-- START OF Given passage --
To the Marquis de Castries

Auteuil near Paris
December 9: 1784.1

Monsieur le Maréchal

According to your desire, I have committed to writing the two or three Observations, on the business of Masts, Yards, and Bowsprits which I had last tuesday the Honour of making in Conversation with your Excellency at Paris.

The eastern Parts of the Massachusetts, particularly the Counties of York, Cumberland and Lincoln, and more especially the Lands lying near the four great Rivers, which meet in Merrimeeting Bay, and flow together, under the name of Kennebeck River into the Sea, are the Spot, upon which grow the best Pine Trees for Masts, which are found in America. and from whence the English Government, before the Revolution procured their Masts for large Ships, unless perhaps they obtained a few from some Parts of New-Hampshire. By the Charter of Massachusetts, Pine Trees were reserved to the Crown; and various Acts of Parliament were made from time to time forbidding upon severe Penalties private Persons to cut such trees. The King had an Officer under the Title of surveyor General of the Woods, who had under him a great Number of Deputy surveyors for the Inspection & conservation of these Trees. Mr: Wentworth the last Royal Governor of New Hampshire, was the last surveyor General, at whose request, the Subscriber, commenced and prosecuted a great Number of Libels, in the Court of Admiralty, at Boston, against Transgressors of those Acts of Parliament so that he thinks himself well warranted to say, that those Acts of Parliament instead of containing any proof of the bad Quality of American Pine Trees, as your Excellency was pleased to say, you had been informed, contain the best proofs of their Excellence, and of the high Esteem, in which the Parliament held them.2

There was a considerable Number of large Vessels, which were called Mast Ships constantly employ’d in transporting from Kennebeck and Piscataqua Rivers, Pine Trees for Masts, Spars and Bowsprits for the Royal Navy. and the trees of thirty six Inches Diameter, which the English were very fond of, for their large Ships were only to be found in America.
-- END OF Given passage --
-- START OF Entries provided --
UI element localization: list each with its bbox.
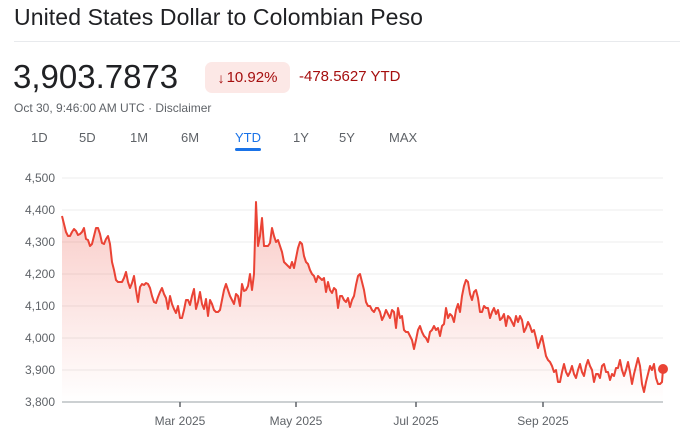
y-tick: 4,100 — [25, 299, 55, 313]
y-tick: 4,000 — [25, 331, 55, 345]
y-tick: 4,300 — [25, 235, 55, 249]
tab-5d[interactable]: 5D — [79, 130, 96, 145]
last-price-marker — [658, 364, 668, 374]
x-axis-ticks — [179, 402, 544, 407]
price-chart[interactable]: 4,500 4,400 4,300 4,200 4,100 4,000 3,90… — [0, 160, 680, 434]
change-percent: 10.92% — [226, 69, 278, 86]
change-ytd: -478.5627 YTD — [299, 68, 401, 85]
header-divider — [14, 41, 680, 42]
tab-max[interactable]: MAX — [389, 130, 418, 145]
timestamp: Oct 30, 9:46:00 AM UTC — [14, 101, 145, 115]
tab-1y[interactable]: 1Y — [293, 130, 309, 145]
y-tick: 4,500 — [25, 171, 55, 185]
page-title: United States Dollar to Colombian Peso — [14, 4, 424, 30]
tab-6m[interactable]: 6M — [181, 130, 200, 145]
y-axis-labels: 4,500 4,400 4,300 4,200 4,100 4,000 3,90… — [25, 171, 55, 409]
tab-1m[interactable]: 1M — [130, 130, 149, 145]
x-tick: Sep 2025 — [517, 414, 569, 428]
tab-1d[interactable]: 1D — [31, 130, 48, 145]
y-tick: 4,400 — [25, 203, 55, 217]
price-line — [61, 201, 664, 393]
x-axis-labels: Mar 2025 May 2025 Jul 2025 Sep 2025 — [155, 414, 569, 428]
y-tick: 3,900 — [25, 363, 55, 377]
tab-ytd[interactable]: YTD — [235, 130, 261, 151]
x-tick: Jul 2025 — [393, 414, 439, 428]
tab-5y[interactable]: 5Y — [339, 130, 355, 145]
change-percent-badge: ↓ 10.92% — [205, 62, 290, 93]
quote-meta: Oct 30, 9:46:00 AM UTC · Disclaimer — [14, 101, 211, 115]
x-tick: Mar 2025 — [155, 414, 206, 428]
y-tick: 3,800 — [25, 395, 55, 409]
y-tick: 4,200 — [25, 267, 55, 281]
arrow-down-icon: ↓ — [217, 69, 225, 86]
meta-separator: · — [144, 101, 156, 115]
range-tabs: 1D 5D 1M 6M YTD 1Y 5Y MAX — [0, 128, 450, 152]
x-tick: May 2025 — [270, 414, 323, 428]
price-area-fill — [62, 202, 663, 402]
disclaimer-link[interactable]: Disclaimer — [155, 101, 212, 115]
current-price: 3,903.7873 — [13, 58, 179, 95]
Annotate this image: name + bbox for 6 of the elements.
-- END OF Entries provided --
** What to produce **
Reproduce the portion of the letter to the Marquis de Castries between "According to your" and "Excellency at Paris.", inclusive.

** Task solution **
According to your desire, I have committed to writing the two or three Observations, on the business of Masts, Yards, and Bowsprits which I had last tuesday the Honour of making in Conversation with your Excellency at Paris.